>> BEGIN EXTRACTED INFORMATION

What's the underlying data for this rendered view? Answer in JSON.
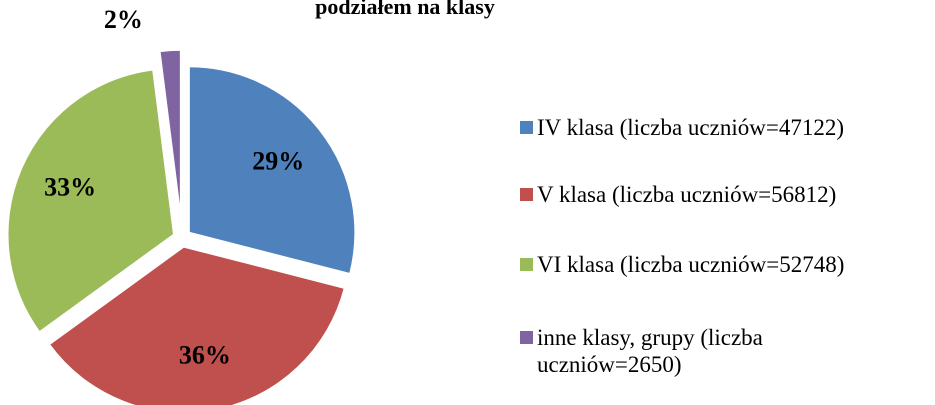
{
  "chart_data": {
    "type": "pie",
    "title": "podziałem na klasy",
    "categories": [
      "IV klasa (liczba uczniów=47122)",
      "V klasa (liczba uczniów=56812)",
      "VI klasa (liczba uczniów=52748)",
      "inne klasy, grupy (liczba uczniów=2650)"
    ],
    "values": [
      29,
      36,
      33,
      2
    ],
    "value_labels": [
      "29%",
      "36%",
      "33%",
      "2%"
    ],
    "colors": [
      "#4f81bd",
      "#c0504d",
      "#9bbb59",
      "#8064a2"
    ],
    "legend": "right"
  }
}
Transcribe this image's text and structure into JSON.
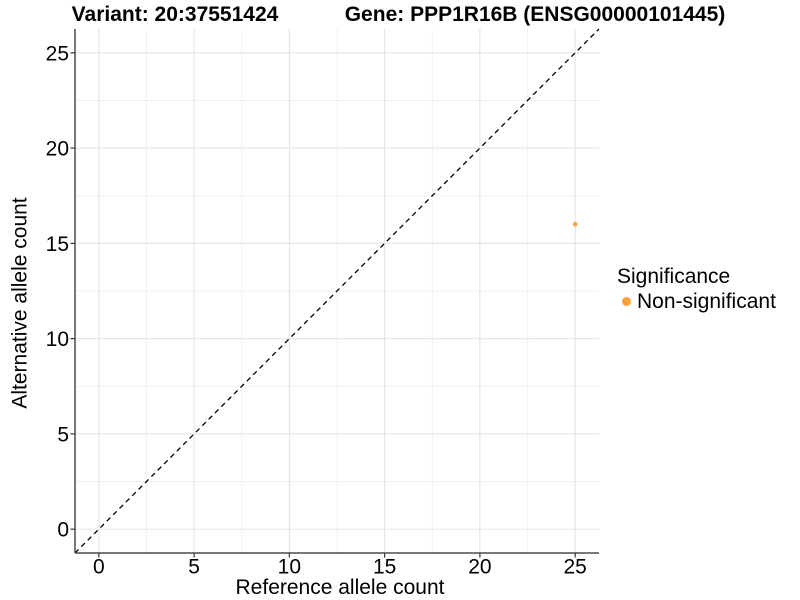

>> END EXTRACTED INFORMATION

- [WHAT YOU SHOULD DO]:
Copy every record character for character. Skip the pictures.

- [THE RESULT]:
What's the underlying data for this rendered view? Answer in JSON.
{
  "chart_data": {
    "type": "pie",
    "title": "podziałem na klasy",
    "categories": [
      "IV klasa (liczba uczniów=47122)",
      "V klasa (liczba uczniów=56812)",
      "VI klasa (liczba uczniów=52748)",
      "inne klasy, grupy (liczba uczniów=2650)"
    ],
    "values": [
      29,
      36,
      33,
      2
    ],
    "value_labels": [
      "29%",
      "36%",
      "33%",
      "2%"
    ],
    "colors": [
      "#4f81bd",
      "#c0504d",
      "#9bbb59",
      "#8064a2"
    ],
    "legend": "right"
  }
}
Transcribe this image's text and structure into JSON.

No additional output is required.